■ **Your instructions**: Wherever the string "Oregon" appears in the listing, copy that line.

■ **Available data**:

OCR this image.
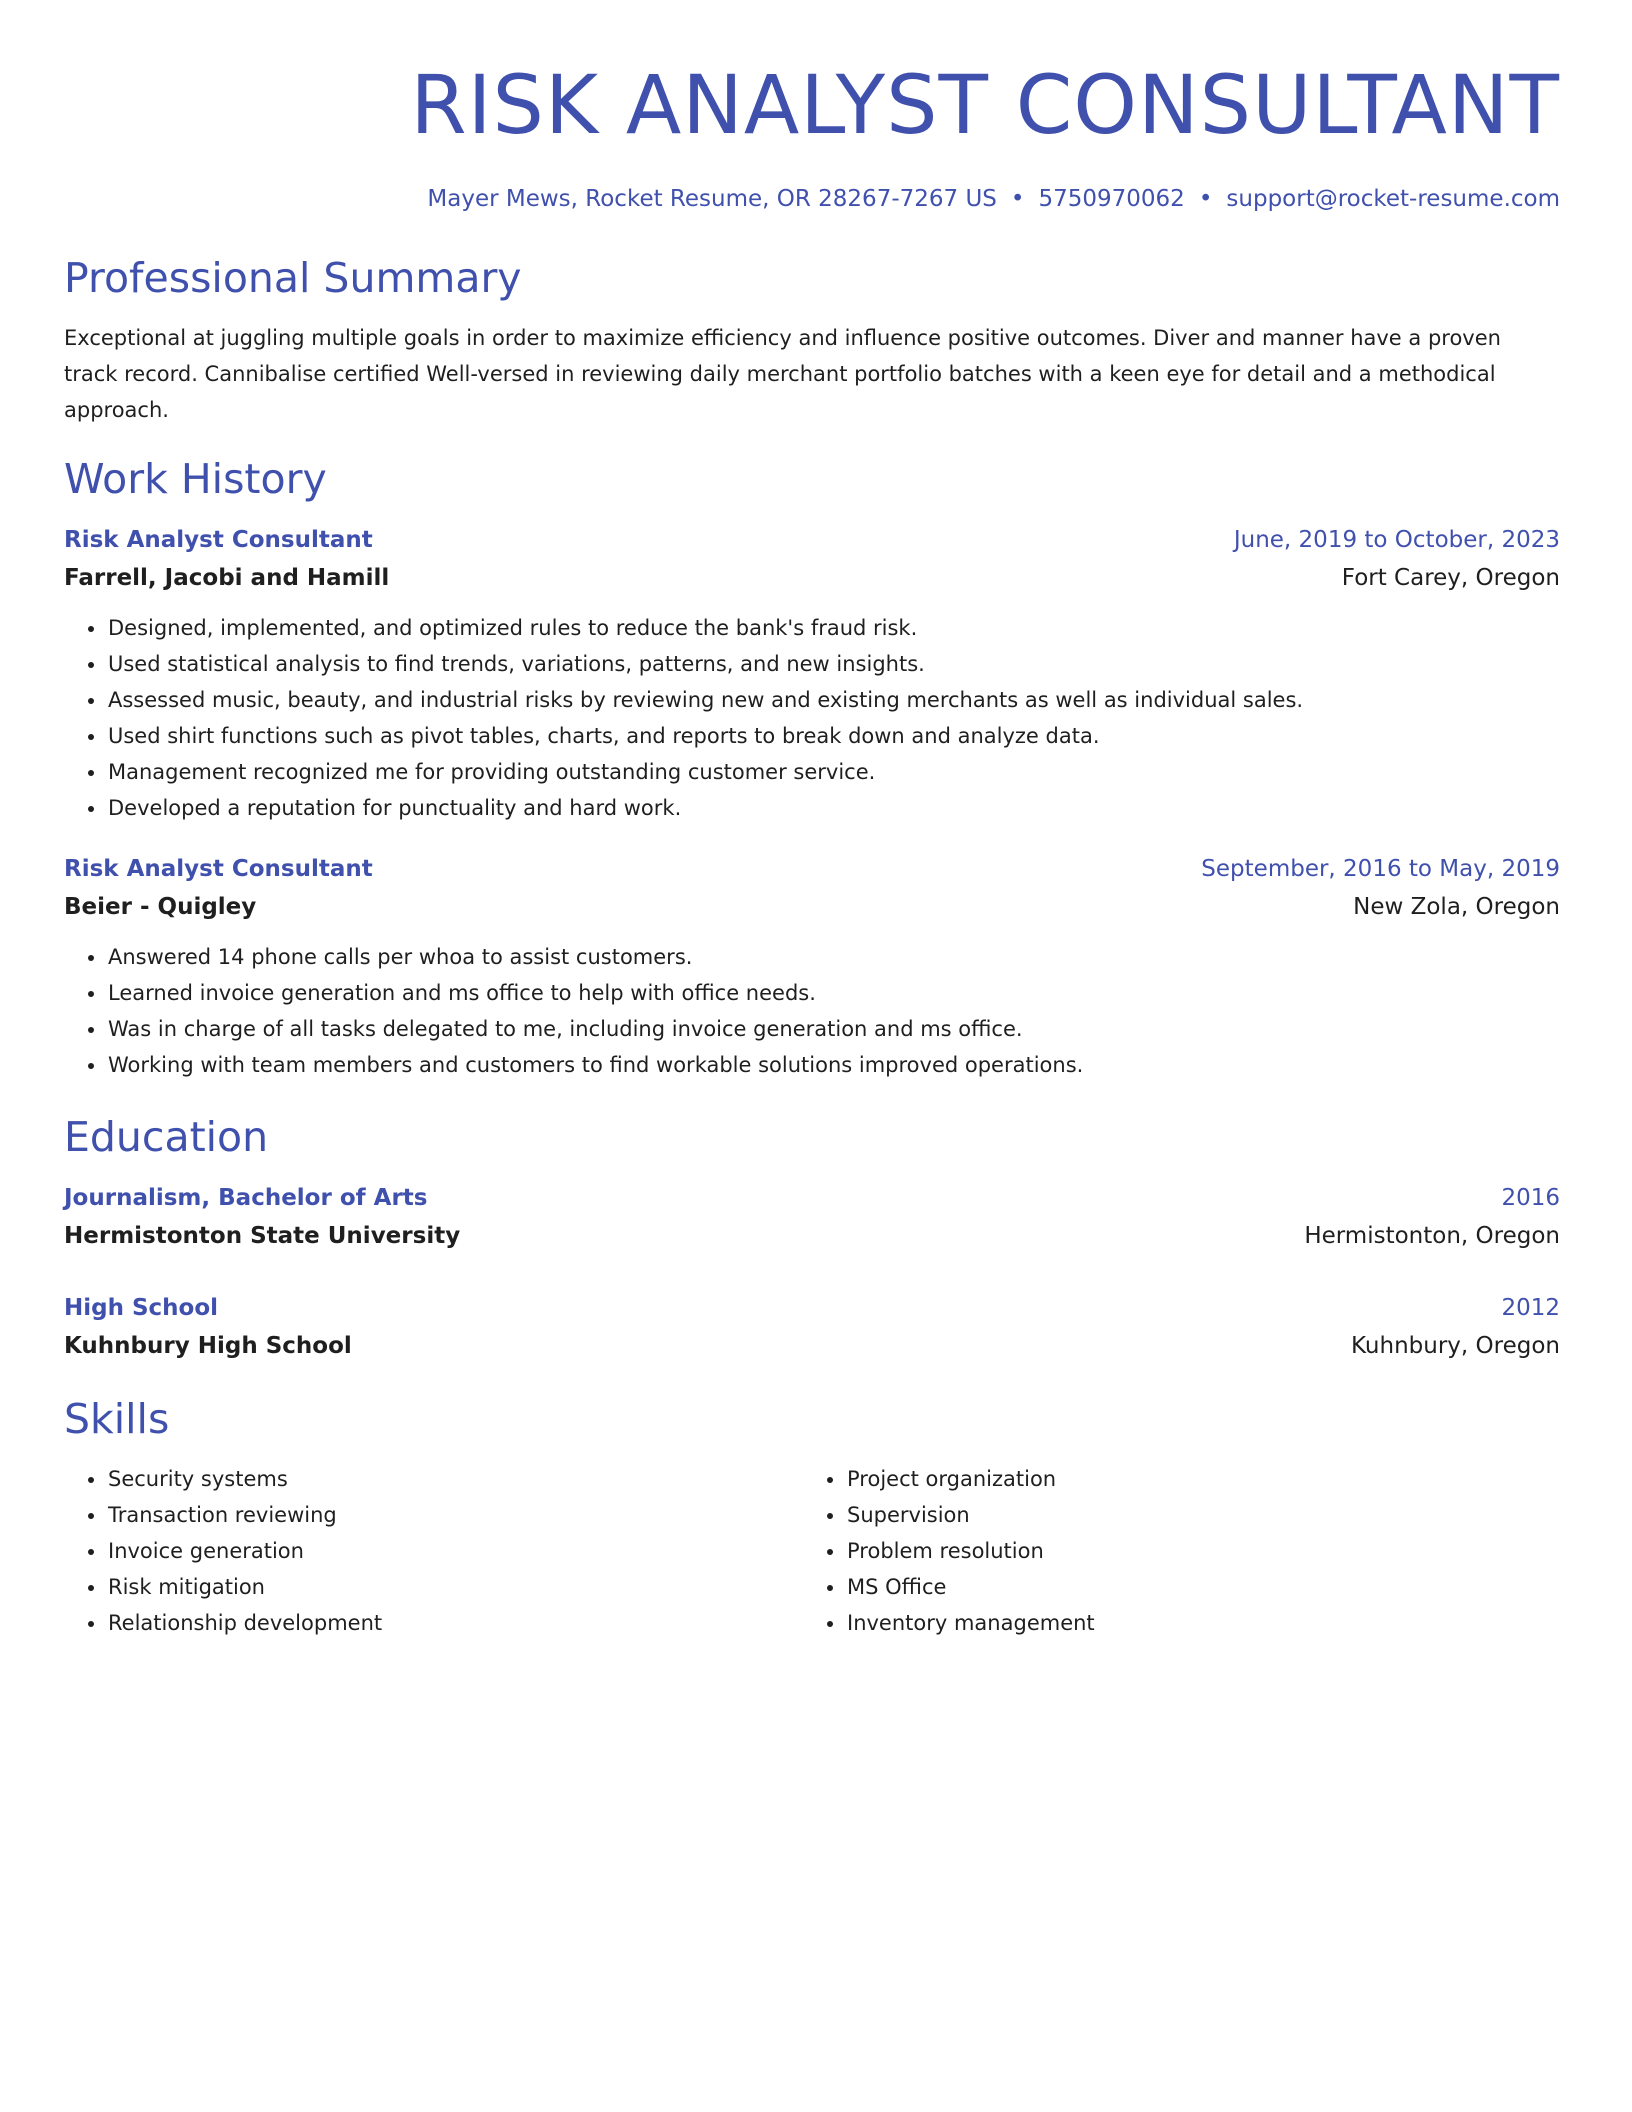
RISK ANALYST CONSULTANT
Mayer Mews, Rocket Resume, OR 28267-7267 US • 5750970062 • support@rocket-resume.com
Professional Summary
Exceptional at juggling multiple goals in order to maximize efficiency and influence positive outcomes. Diver and manner have a proven track record. Cannibalise certified Well-versed in reviewing daily merchant portfolio batches with a keen eye for detail and a methodical approach.
Work History
Risk Analyst Consultant	June, 2019 to October, 2023
Farrell, Jacobi and Hamill	Fort Carey, Oregon
• Designed, implemented, and optimized rules to reduce the bank's fraud risk.
• Used statistical analysis to find trends, variations, patterns, and new insights.
• Assessed music, beauty, and industrial risks by reviewing new and existing merchants as well as individual sales.
• Used shirt functions such as pivot tables, charts, and reports to break down and analyze data.
• Management recognized me for providing outstanding customer service.
• Developed a reputation for punctuality and hard work.
Risk Analyst Consultant	September, 2016 to May, 2019
Beier - Quigley	New Zola, Oregon
• Answered 14 phone calls per whoa to assist customers.
• Learned invoice generation and ms office to help with office needs.
• Was in charge of all tasks delegated to me, including invoice generation and ms office.
• Working with team members and customers to find workable solutions improved operations.
Education
Journalism, Bachelor of Arts	2016
Hermistonton State University	Hermistonton, Oregon
High School	2012
Kuhnbury High School	Kuhnbury, Oregon
Skills
• Security systems
• Transaction reviewing
• Invoice generation
• Risk mitigation
• Relationship development
• Project organization
• Supervision
• Problem resolution
• MS Office
• Inventory management
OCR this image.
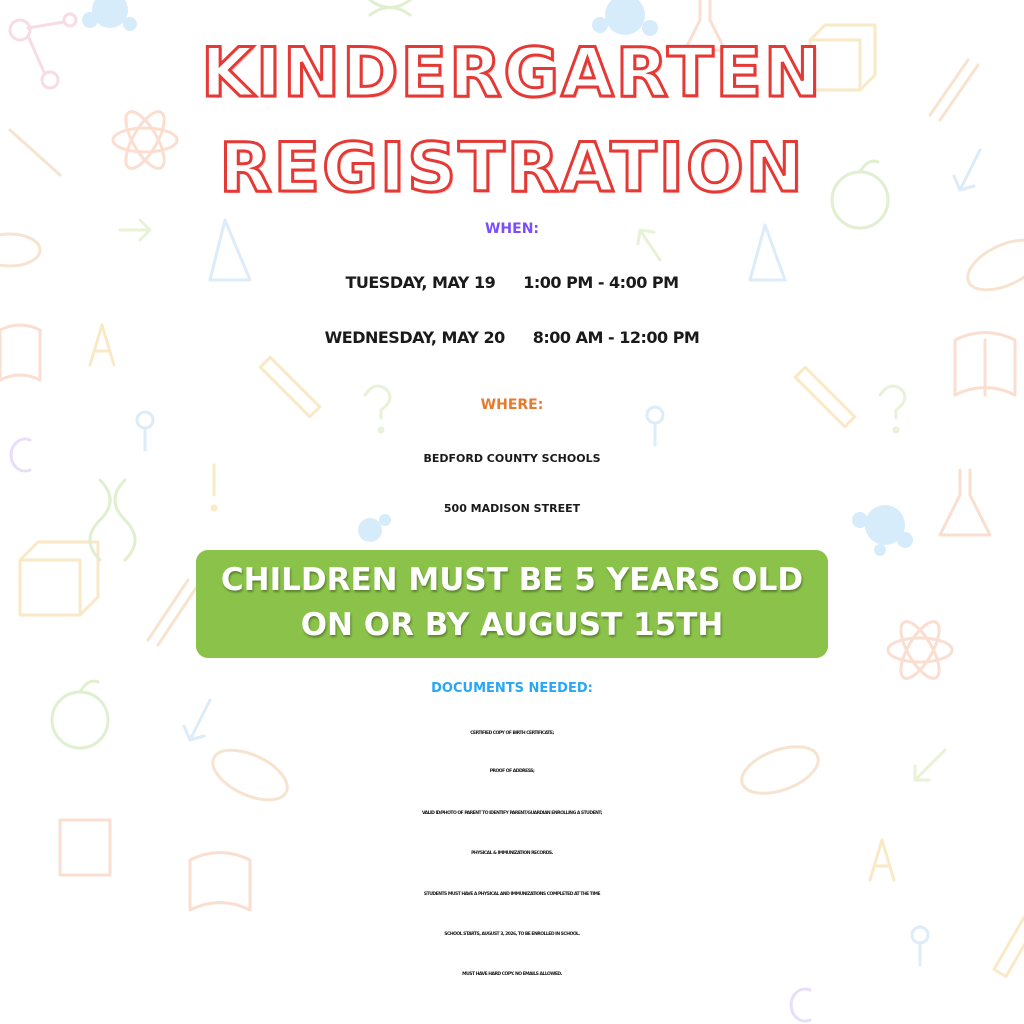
KINDERGARTEN
REGISTRATION
WHEN:
TUESDAY, MAY 19 1:00 PM - 4:00 PM
WEDNESDAY, MAY 20 8:00 AM - 12:00 PM
WHERE:
BEDFORD COUNTY SCHOOLS
500 MADISON STREET
CHILDREN MUST BE 5 YEARS OLD
ON OR BY AUGUST 15TH
DOCUMENTS NEEDED:
CERTIFIED COPY OF BIRTH CERTIFICATE;
PROOF OF ADDRESS;
VALID ID/PHOTO OF PARENT TO IDENTIFY PARENT/GUARDIAN ENROLLING A STUDENT;
PHYSICAL & IMMUNIZATION RECORDS.
STUDENTS MUST HAVE A PHYSICAL AND IMMUNIZATIONS COMPLETED AT THE TIME
SCHOOL STARTS, AUGUST 3, 2026, TO BE ENROLLED IN SCHOOL.
MUST HAVE HARD COPY. NO EMAILS ALLOWED.
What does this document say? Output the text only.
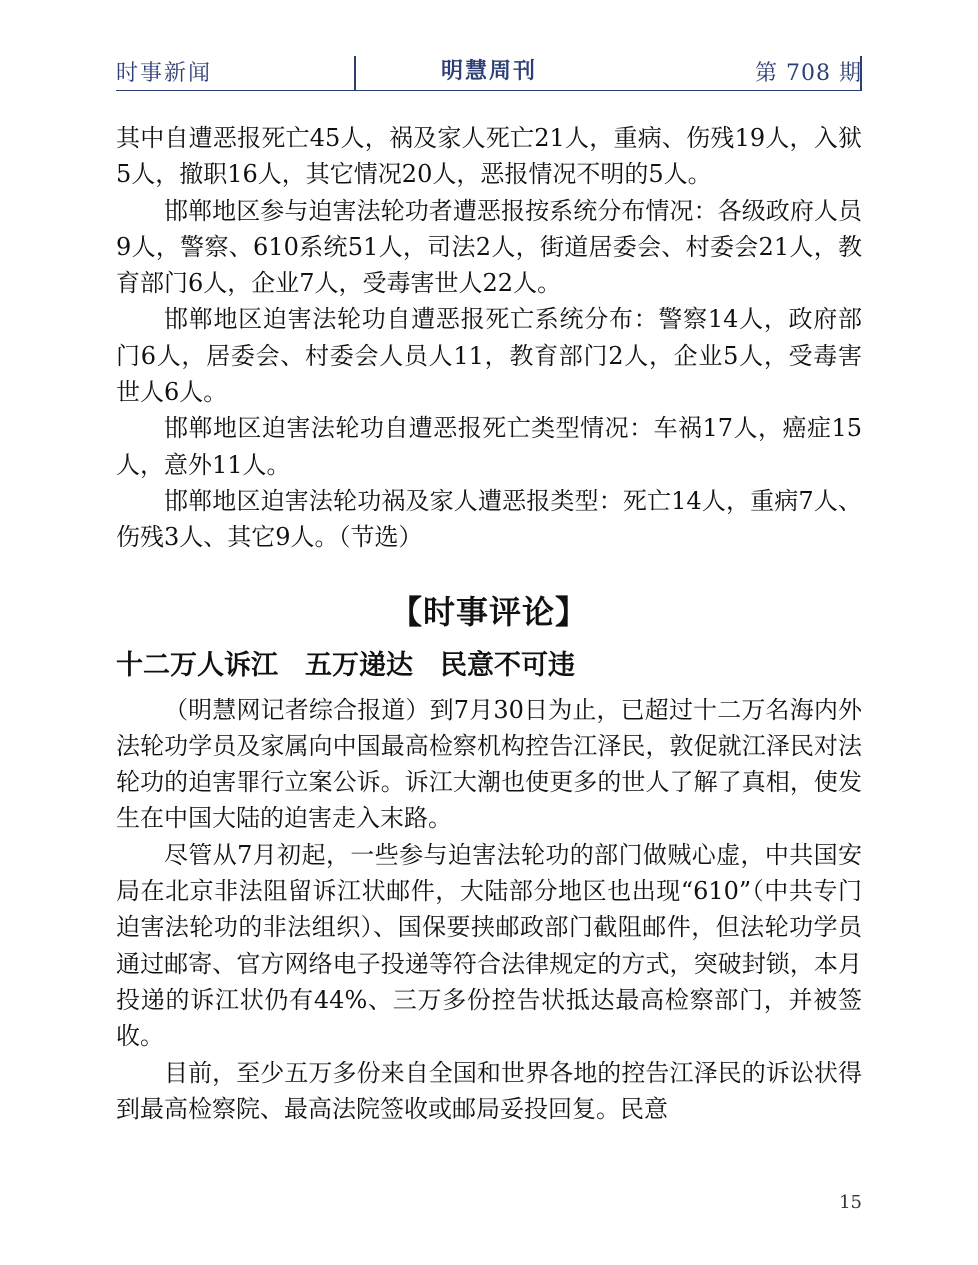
时事新闻	明慧周刊	第 708 期

其中自遭恶报死亡45人，祸及家人死亡21人，重病、伤残19人，入狱5人，撤职16人，其它情况20人，恶报情况不明的5人。

邯郸地区参与迫害法轮功者遭恶报按系统分布情况：各级政府人员9人，警察、610系统51人，司法2人，街道居委会、村委会21人，教育部门6人，企业7人，受毒害世人22人。

邯郸地区迫害法轮功自遭恶报死亡系统分布：警察14人，政府部门6人，居委会、村委会人员人11，教育部门2人，企业5人，受毒害世人6人。

邯郸地区迫害法轮功自遭恶报死亡类型情况：车祸17人，癌症15人，意外11人。

邯郸地区迫害法轮功祸及家人遭恶报类型：死亡14人，重病7人、伤残3人、其它9人。（节选）

【时事评论】
十二万人诉江　五万递达　民意不可违

（明慧网记者综合报道）到7月30日为止，已超过十二万名海内外法轮功学员及家属向中国最高检察机构控告江泽民，敦促就江泽民对法轮功的迫害罪行立案公诉。诉江大潮也使更多的世人了解了真相，使发生在中国大陆的迫害走入末路。

尽管从7月初起，一些参与迫害法轮功的部门做贼心虚，中共国安局在北京非法阻留诉江状邮件，大陆部分地区也出现“610”（中共专门迫害法轮功的非法组织）、国保要挟邮政部门截阻邮件，但法轮功学员通过邮寄、官方网络电子投递等符合法律规定的方式，突破封锁，本月投递的诉江状仍有44%、三万多份控告状抵达最高检察部门，并被签收。

目前，至少五万多份来自全国和世界各地的控告江泽民的诉讼状得到最高检察院、最高法院签收或邮局妥投回复。民意

15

■ **Worked answer**:
Farrell, Jacobi and Hamill	Fort Carey, Oregon
Beier - Quigley	New Zola, Oregon
Hermistonton State University	Hermistonton, Oregon
Kuhnbury High School	Kuhnbury, Oregon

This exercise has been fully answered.